* RECORDS FOR THIS EXERCISE:
* begin *

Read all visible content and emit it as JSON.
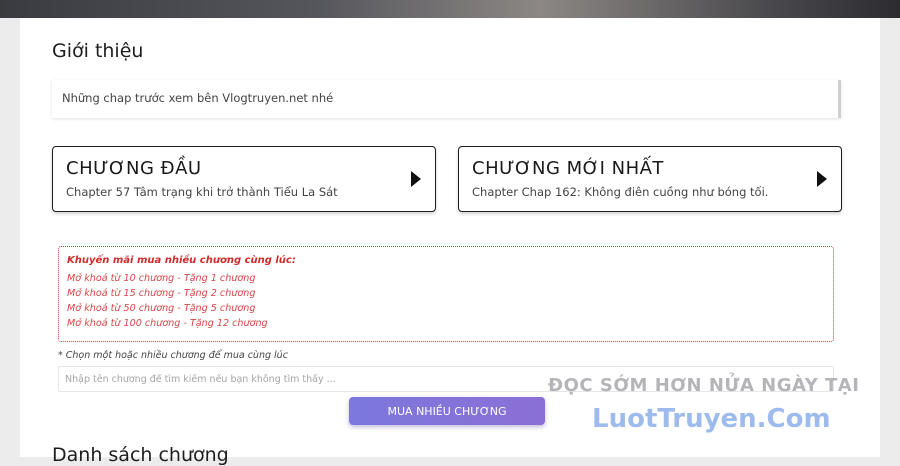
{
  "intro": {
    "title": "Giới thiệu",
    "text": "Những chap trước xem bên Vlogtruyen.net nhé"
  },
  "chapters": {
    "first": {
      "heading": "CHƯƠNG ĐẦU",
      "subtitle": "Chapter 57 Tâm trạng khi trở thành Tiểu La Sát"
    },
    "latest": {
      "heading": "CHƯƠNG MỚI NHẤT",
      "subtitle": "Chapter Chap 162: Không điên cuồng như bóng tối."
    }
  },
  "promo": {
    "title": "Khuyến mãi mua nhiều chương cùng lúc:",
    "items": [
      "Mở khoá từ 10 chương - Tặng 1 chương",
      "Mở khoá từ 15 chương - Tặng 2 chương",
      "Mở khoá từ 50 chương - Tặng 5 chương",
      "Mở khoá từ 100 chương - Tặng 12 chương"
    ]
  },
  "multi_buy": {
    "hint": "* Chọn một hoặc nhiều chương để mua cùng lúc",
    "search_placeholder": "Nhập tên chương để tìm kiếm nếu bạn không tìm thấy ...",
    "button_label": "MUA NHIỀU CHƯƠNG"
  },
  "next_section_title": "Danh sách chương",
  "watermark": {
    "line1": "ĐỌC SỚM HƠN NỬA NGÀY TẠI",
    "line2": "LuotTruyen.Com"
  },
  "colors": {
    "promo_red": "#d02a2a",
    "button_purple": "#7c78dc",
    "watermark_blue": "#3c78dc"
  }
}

* end *
* begin *

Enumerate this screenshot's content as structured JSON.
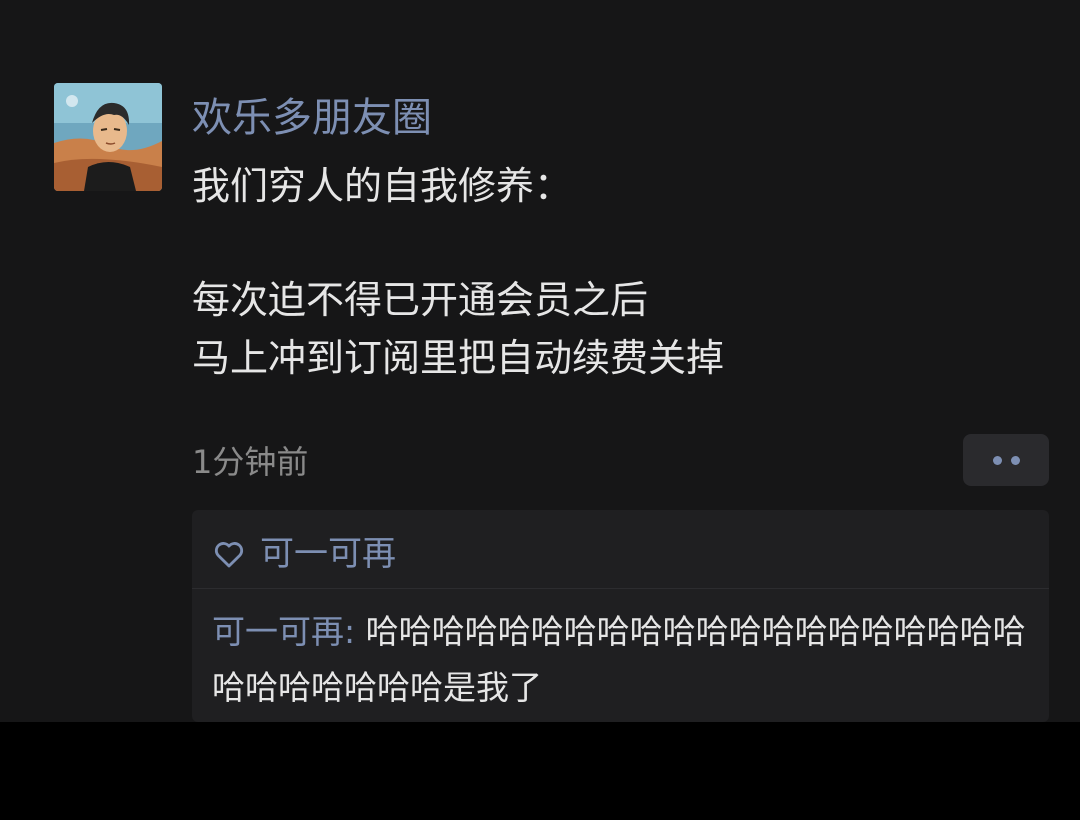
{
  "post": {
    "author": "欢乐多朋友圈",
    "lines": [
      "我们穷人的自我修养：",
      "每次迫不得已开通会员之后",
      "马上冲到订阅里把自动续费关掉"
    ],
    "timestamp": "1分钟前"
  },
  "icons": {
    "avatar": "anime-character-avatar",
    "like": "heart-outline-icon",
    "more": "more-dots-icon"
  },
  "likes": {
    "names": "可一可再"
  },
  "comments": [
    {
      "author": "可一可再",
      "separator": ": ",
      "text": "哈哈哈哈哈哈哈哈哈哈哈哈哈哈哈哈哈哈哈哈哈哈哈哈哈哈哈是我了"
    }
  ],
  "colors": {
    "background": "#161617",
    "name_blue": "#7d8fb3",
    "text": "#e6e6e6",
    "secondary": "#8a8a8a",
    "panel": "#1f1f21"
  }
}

* end *

* YOUR TASK: Find how many lines in the listing hold "khoá", and reply with that number only.

* THE OUTPUT: 4